▶ **WRITTEN EXERCISE**: Pick out and copy every line below that has the word "insurance".

--- Begin ---

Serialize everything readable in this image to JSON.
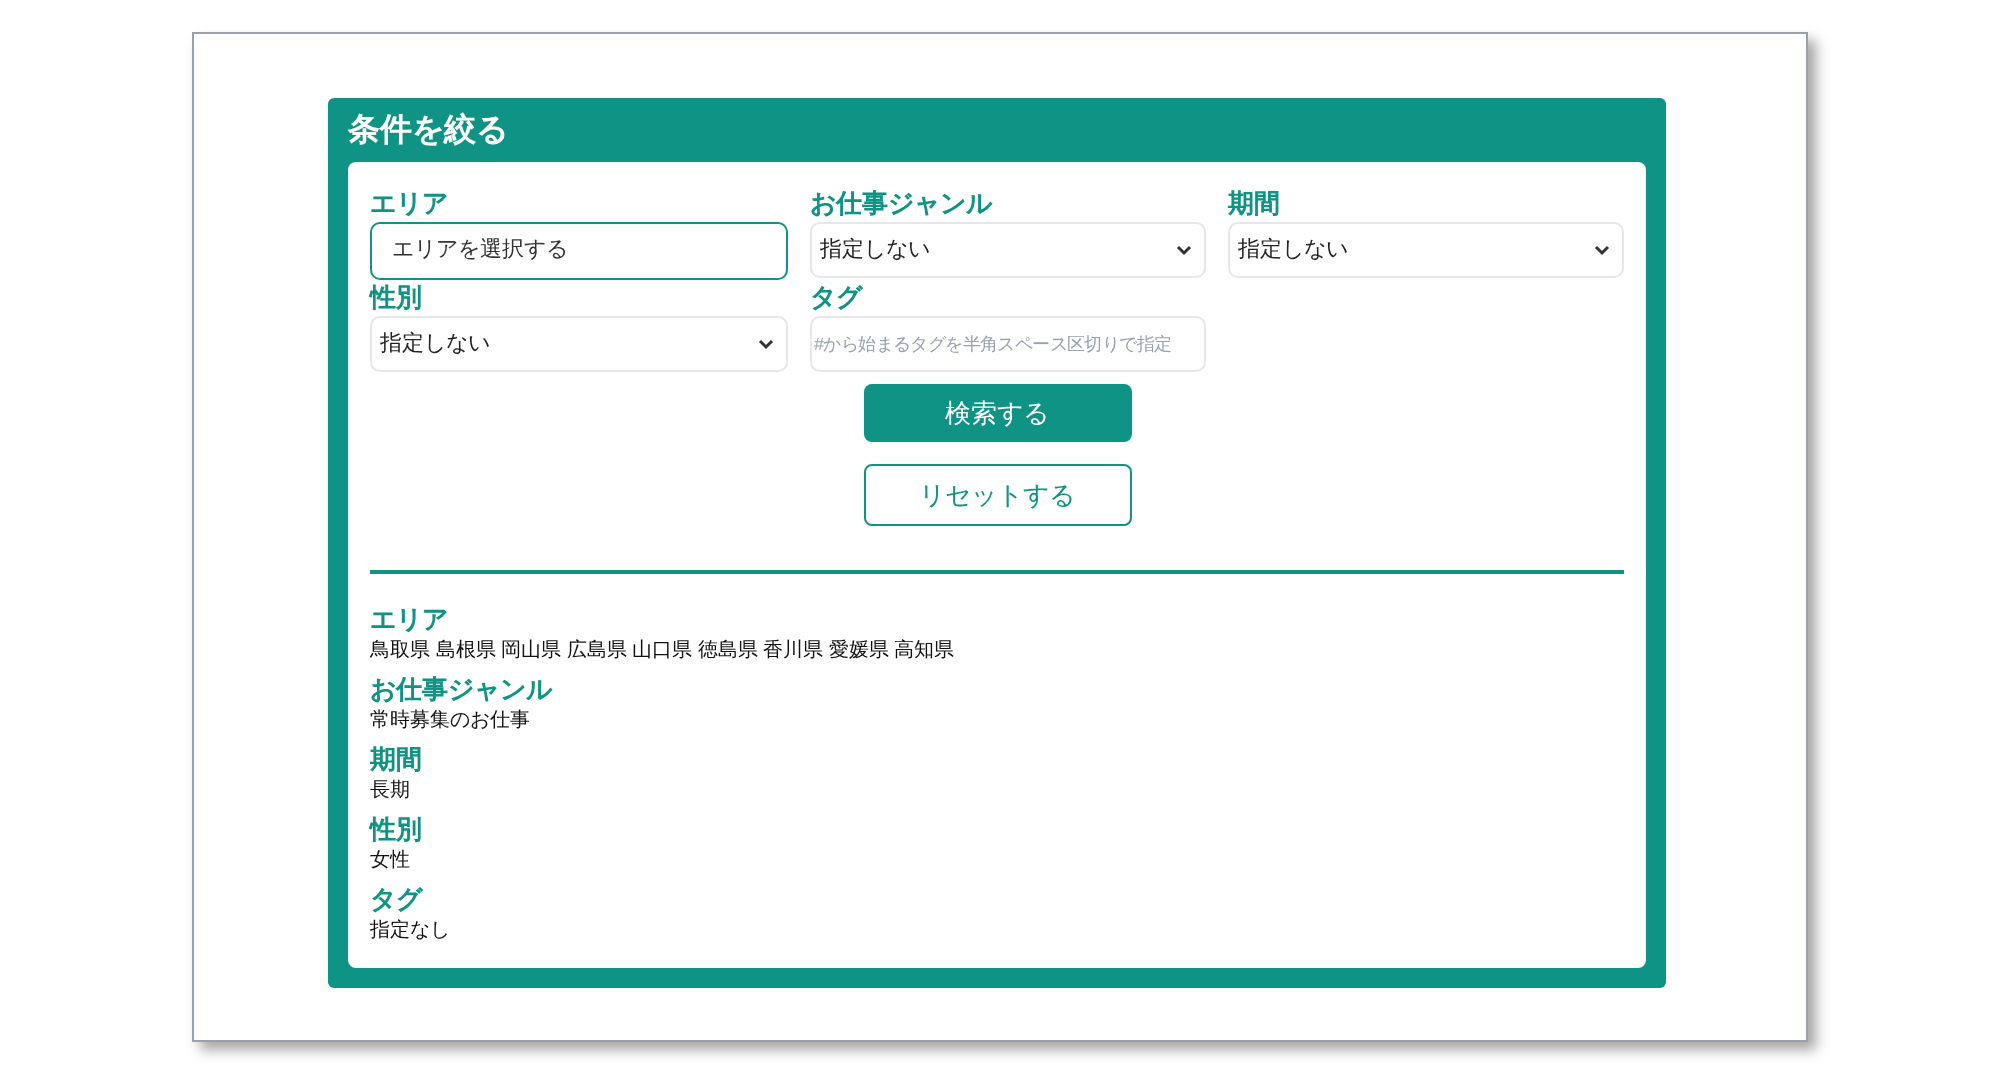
{
  "panel": {
    "title": "条件を絞る"
  },
  "fields": [
    {
      "kind": "picker",
      "label": "エリア",
      "value": "エリアを選択する"
    },
    {
      "kind": "select",
      "label": "お仕事ジャンル",
      "value": "指定しない"
    },
    {
      "kind": "select",
      "label": "期間",
      "value": "指定しない"
    },
    {
      "kind": "select",
      "label": "性別",
      "value": "指定しない"
    },
    {
      "kind": "text",
      "label": "タグ",
      "placeholder": "#から始まるタグを半角スペース区切りで指定"
    }
  ],
  "buttons": [
    {
      "kind": "primary",
      "label": "検索する"
    },
    {
      "kind": "outline",
      "label": "リセットする"
    }
  ],
  "summary": [
    {
      "heading": "エリア",
      "value": "鳥取県 島根県 岡山県 広島県 山口県 徳島県 香川県 愛媛県 高知県"
    },
    {
      "heading": "お仕事ジャンル",
      "value": "常時募集のお仕事"
    },
    {
      "heading": "期間",
      "value": "長期"
    },
    {
      "heading": "性別",
      "value": "女性"
    },
    {
      "heading": "タグ",
      "value": "指定なし"
    }
  ]
}
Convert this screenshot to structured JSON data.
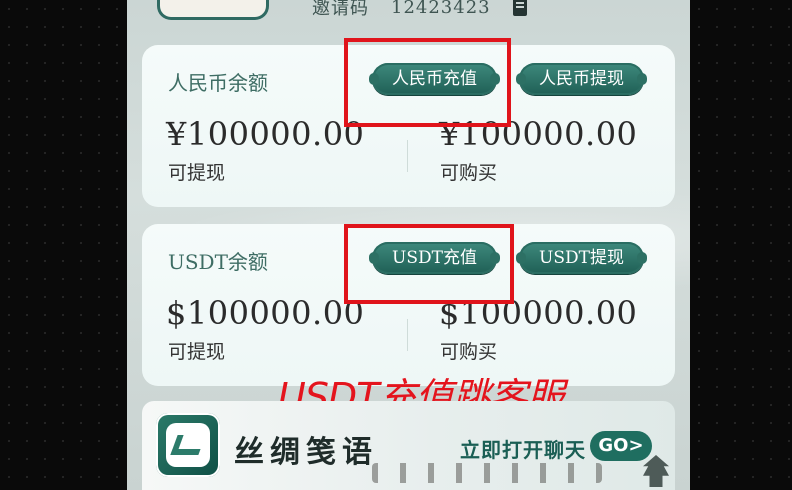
{
  "header": {
    "invite_label": "邀请码",
    "invite_code": "12423423"
  },
  "rmb_card": {
    "title": "人民币余额",
    "recharge_button": "人民币充值",
    "withdraw_button": "人民币提现",
    "withdrawable_amount": "¥100000.00",
    "withdrawable_label": "可提现",
    "purchasable_amount": "¥100000.00",
    "purchasable_label": "可购买"
  },
  "usdt_card": {
    "title": "USDT余额",
    "recharge_button": "USDT充值",
    "withdraw_button": "USDT提现",
    "withdrawable_amount": "$100000.00",
    "withdrawable_label": "可提现",
    "purchasable_amount": "$100000.00",
    "purchasable_label": "可购买"
  },
  "annotation": {
    "text": "USDT充值跳客服",
    "color": "#e4141d"
  },
  "banner": {
    "brand": "丝绸笺语",
    "cta": "立即打开聊天",
    "go_button": "GO>"
  },
  "colors": {
    "accent": "#1f5f55",
    "highlight_box": "#e0141b"
  }
}
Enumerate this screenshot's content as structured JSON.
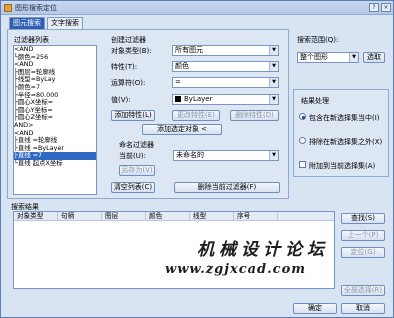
{
  "window": {
    "title": "图形搜索定位",
    "help": "?",
    "close": "×"
  },
  "tabs": [
    "图元搜索",
    "文字搜索"
  ],
  "filter_list": {
    "title": "过滤器列表",
    "items": [
      "<AND",
      "└颜色=256",
      "<AND",
      "├图层=轮廓线",
      "├线型=ByLay",
      "├颜色=7",
      "├半径=80.000",
      "├圆心X坐标=",
      "├圆心Y坐标=",
      "├圆心Z坐标=",
      "AND>",
      "<AND",
      "├直线 =轮廓线",
      "├直线 =ByLayer",
      "├直线 =7",
      "└直线 起点X坐标"
    ],
    "selected_index": 14
  },
  "create_filter": {
    "title": "创建过滤器",
    "object_type_label": "对象类型(B):",
    "object_type_value": "所有图元",
    "property_label": "特性(T):",
    "property_value": "颜色",
    "operator_label": "运算符(O):",
    "operator_value": "=",
    "value_label": "值(V):",
    "value_value": "ByLayer",
    "value_color": "#000000",
    "add_property": "添加特性(L)",
    "edit_property": "更改特性(E)",
    "delete_property": "删除特性(D)",
    "add_object": "添加选定对象 <"
  },
  "named_filter": {
    "title": "命名过滤器",
    "current_label": "当前(U):",
    "current_value": "未命名的",
    "save_as": "另存为(V)",
    "clear_list": "清空列表(C)",
    "delete_current": "删除当前过滤器(F)"
  },
  "search_scope": {
    "title": "搜索范围(Q):",
    "value": "整个图形",
    "select": "选取"
  },
  "result_processing": {
    "title": "结果处理",
    "options": [
      "包含在新选择集当中(I)",
      "排除在新选择集之外(X)"
    ],
    "selected": 0,
    "append_label": "附加到当前选择集(A)"
  },
  "search_results": {
    "title": "搜索结果",
    "columns": [
      "对象类型",
      "句柄",
      "图层",
      "颜色",
      "线型",
      "序号"
    ]
  },
  "side_buttons": {
    "search": "查找(S)",
    "prev": "上一个(P)",
    "locate": "定位(G)",
    "all_select": "全部选择(R)"
  },
  "footer": {
    "ok": "确定",
    "cancel": "取消"
  },
  "watermark": {
    "title": "机械设计论坛",
    "url": "www.zgjxcad.com"
  }
}
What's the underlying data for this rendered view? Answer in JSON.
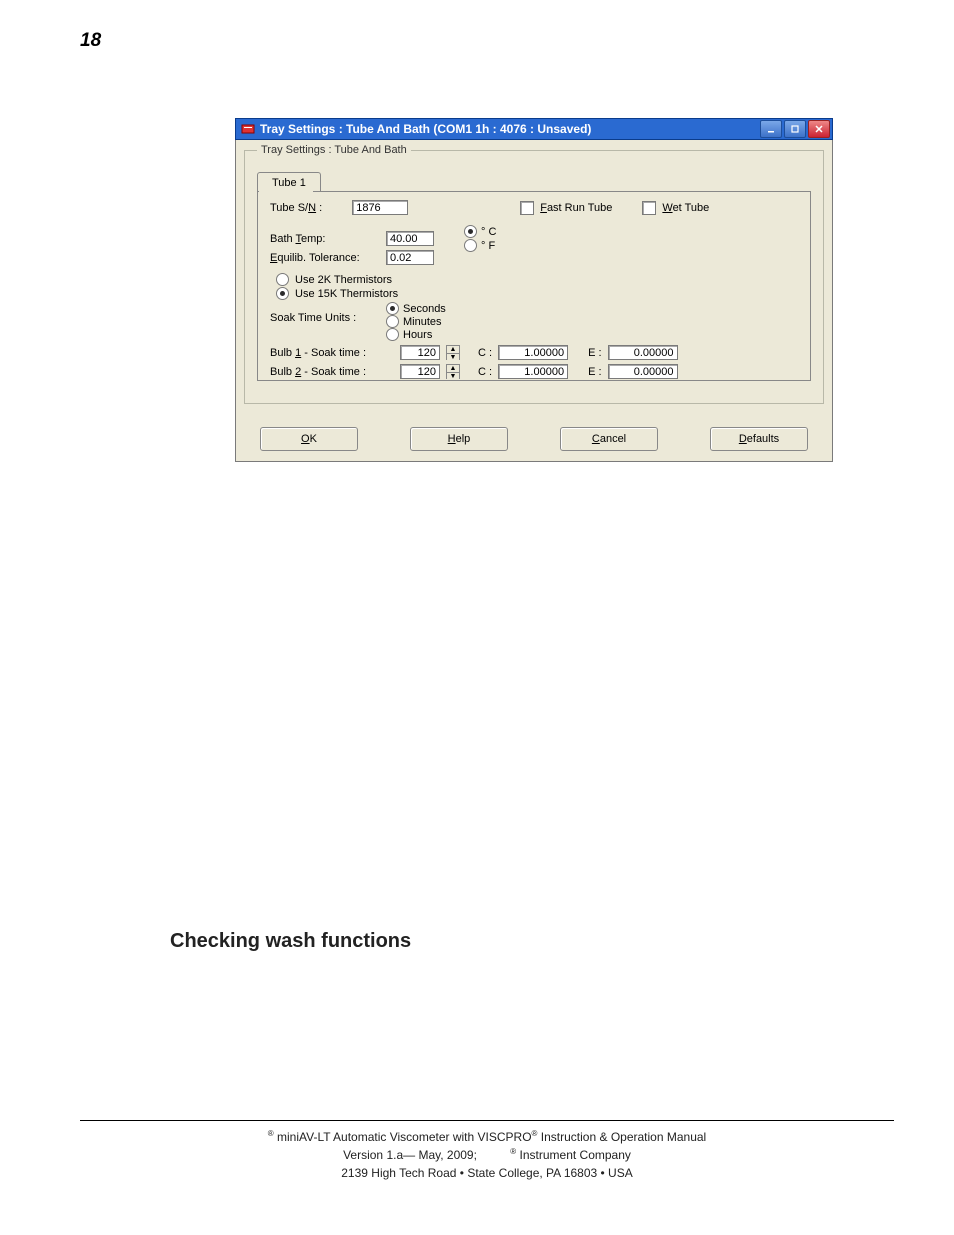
{
  "page_number": "18",
  "window": {
    "title": "Tray Settings : Tube And Bath (COM1 1h : 4076 : Unsaved)"
  },
  "fieldset_legend": "Tray Settings : Tube And Bath",
  "tab_label": "Tube 1",
  "tube_sn": {
    "label_plain": "Tube S/",
    "label_u": "N",
    "label_after": " :",
    "value": "1876"
  },
  "fast_run": {
    "u": "F",
    "rest": "ast Run Tube"
  },
  "wet_tube": {
    "u": "W",
    "rest": "et Tube"
  },
  "bath_temp": {
    "label_pre": "Bath ",
    "u": "T",
    "label_post": "emp:",
    "value": "40.00"
  },
  "temp_unit_c": "° C",
  "temp_unit_f": "° F",
  "equilib": {
    "u": "E",
    "rest": "quilib. Tolerance:",
    "value": "0.02"
  },
  "therm_2k": "Use 2K Thermistors",
  "therm_15k": "Use 15K Thermistors",
  "soak_units_label": "Soak Time Units :",
  "soak_units": {
    "seconds": "Seconds",
    "minutes": "Minutes",
    "hours": "Hours"
  },
  "bulb1": {
    "label_pre": "Bulb ",
    "u": "1",
    "label_post": " -  Soak time  :",
    "time": "120",
    "c": "1.00000",
    "e": "0.00000"
  },
  "bulb2": {
    "label_pre": "Bulb ",
    "u": "2",
    "label_post": " -  Soak time  :",
    "time": "120",
    "c": "1.00000",
    "e": "0.00000"
  },
  "c_label": "C :",
  "e_label": "E :",
  "buttons": {
    "ok": {
      "u": "O",
      "rest": "K"
    },
    "help": {
      "u": "H",
      "rest": "elp"
    },
    "cancel": {
      "u": "C",
      "rest": "ancel"
    },
    "defaults": {
      "u": "D",
      "rest": "efaults"
    }
  },
  "section_heading": "Checking wash functions",
  "footer": {
    "l1a": " miniAV-LT Automatic Viscometer with VISCPRO",
    "l1b": " Instruction & Operation Manual",
    "l2a": "Version 1.a— May, 2009;",
    "l2b": " Instrument Company",
    "l3": "2139 High Tech Road • State College, PA  16803 • USA"
  }
}
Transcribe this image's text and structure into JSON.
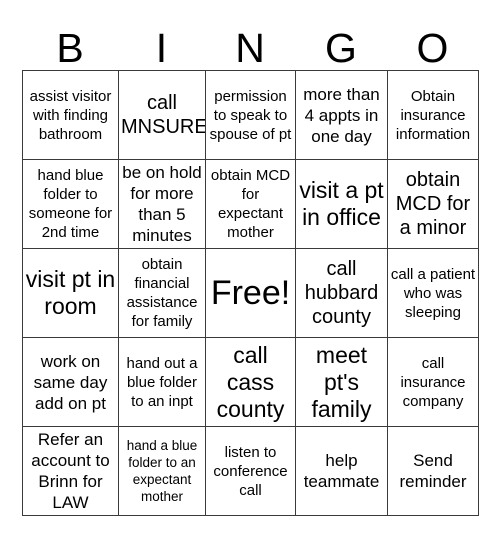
{
  "header": {
    "letters": [
      "B",
      "I",
      "N",
      "G",
      "O"
    ]
  },
  "grid": {
    "rows": [
      [
        {
          "text": "assist visitor with finding bathroom",
          "size": "fs-s"
        },
        {
          "text": "call MNSURE",
          "size": "fs-l"
        },
        {
          "text": "permission to speak to spouse of pt",
          "size": "fs-s"
        },
        {
          "text": "more than 4 appts in one day",
          "size": "fs-m"
        },
        {
          "text": "Obtain insurance information",
          "size": "fs-s"
        }
      ],
      [
        {
          "text": "hand blue folder to someone for 2nd time",
          "size": "fs-s"
        },
        {
          "text": "be on hold for more than 5 minutes",
          "size": "fs-m"
        },
        {
          "text": "obtain MCD for expectant mother",
          "size": "fs-s"
        },
        {
          "text": "visit a pt in office",
          "size": "fs-xl"
        },
        {
          "text": "obtain MCD for a minor",
          "size": "fs-l"
        }
      ],
      [
        {
          "text": "visit pt in room",
          "size": "fs-xl"
        },
        {
          "text": "obtain financial assistance for family",
          "size": "fs-s"
        },
        {
          "text": "Free!",
          "size": "fs-free"
        },
        {
          "text": "call hubbard county",
          "size": "fs-l"
        },
        {
          "text": "call a patient who was sleeping",
          "size": "fs-s"
        }
      ],
      [
        {
          "text": "work on same day add on pt",
          "size": "fs-m"
        },
        {
          "text": "hand out a blue folder to an inpt",
          "size": "fs-s"
        },
        {
          "text": "call cass county",
          "size": "fs-xl"
        },
        {
          "text": "meet pt's family",
          "size": "fs-xl"
        },
        {
          "text": "call insurance company",
          "size": "fs-s"
        }
      ],
      [
        {
          "text": "Refer an account to Brinn for LAW",
          "size": "fs-m"
        },
        {
          "text": "hand a blue folder to an expectant mother",
          "size": "fs-xs"
        },
        {
          "text": "listen to conference call",
          "size": "fs-s"
        },
        {
          "text": "help teammate",
          "size": "fs-m"
        },
        {
          "text": "Send reminder",
          "size": "fs-m"
        }
      ]
    ]
  }
}
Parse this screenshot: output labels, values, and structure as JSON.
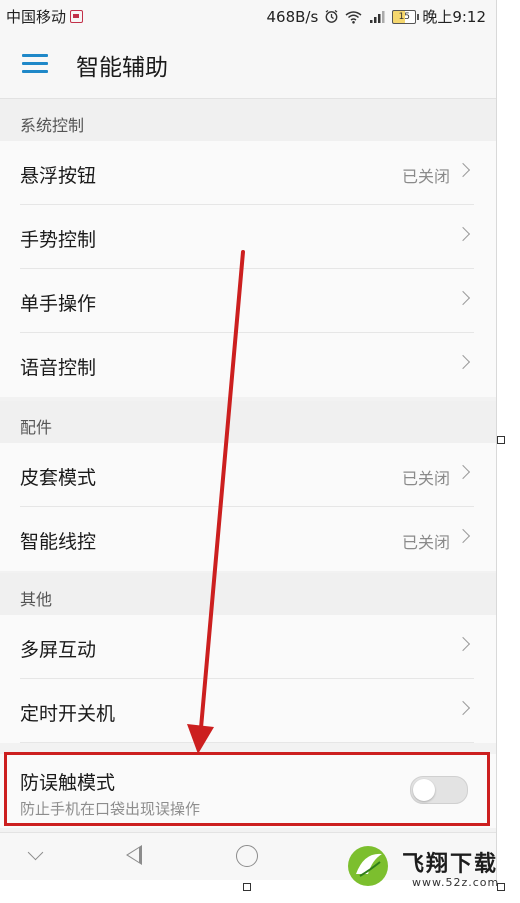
{
  "status_bar": {
    "carrier": "中国移动",
    "net_speed": "468B/s",
    "signal": "⁴ᴳ",
    "battery_level": "15",
    "time": "晚上9:12"
  },
  "header": {
    "title": "智能辅助"
  },
  "sections": [
    {
      "title": "系统控制",
      "items": [
        {
          "label": "悬浮按钮",
          "value": "已关闭"
        },
        {
          "label": "手势控制",
          "value": ""
        },
        {
          "label": "单手操作",
          "value": ""
        },
        {
          "label": "语音控制",
          "value": ""
        }
      ]
    },
    {
      "title": "配件",
      "items": [
        {
          "label": "皮套模式",
          "value": "已关闭"
        },
        {
          "label": "智能线控",
          "value": "已关闭"
        }
      ]
    },
    {
      "title": "其他",
      "items": [
        {
          "label": "多屏互动",
          "value": ""
        },
        {
          "label": "定时开关机",
          "value": ""
        },
        {
          "label": "防误触模式",
          "sublabel": "防止手机在口袋出现误操作",
          "toggle_on": false
        }
      ]
    }
  ],
  "watermark": {
    "title": "飞翔下载",
    "url": "www.52z.com"
  },
  "colors": {
    "accent": "#1f88c8",
    "annotation": "#cc1f1f"
  },
  "icons": {
    "menu": "hamburger-menu-icon",
    "chevron": "chevron-right-icon",
    "nav_down": "chevron-down-icon",
    "nav_back": "back-triangle-icon",
    "nav_home": "home-circle-icon"
  }
}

--- End ---

▶ **EXERCISE OUTPUT**:
          "text": "Obtain insurance information",
          "text": "call insurance company",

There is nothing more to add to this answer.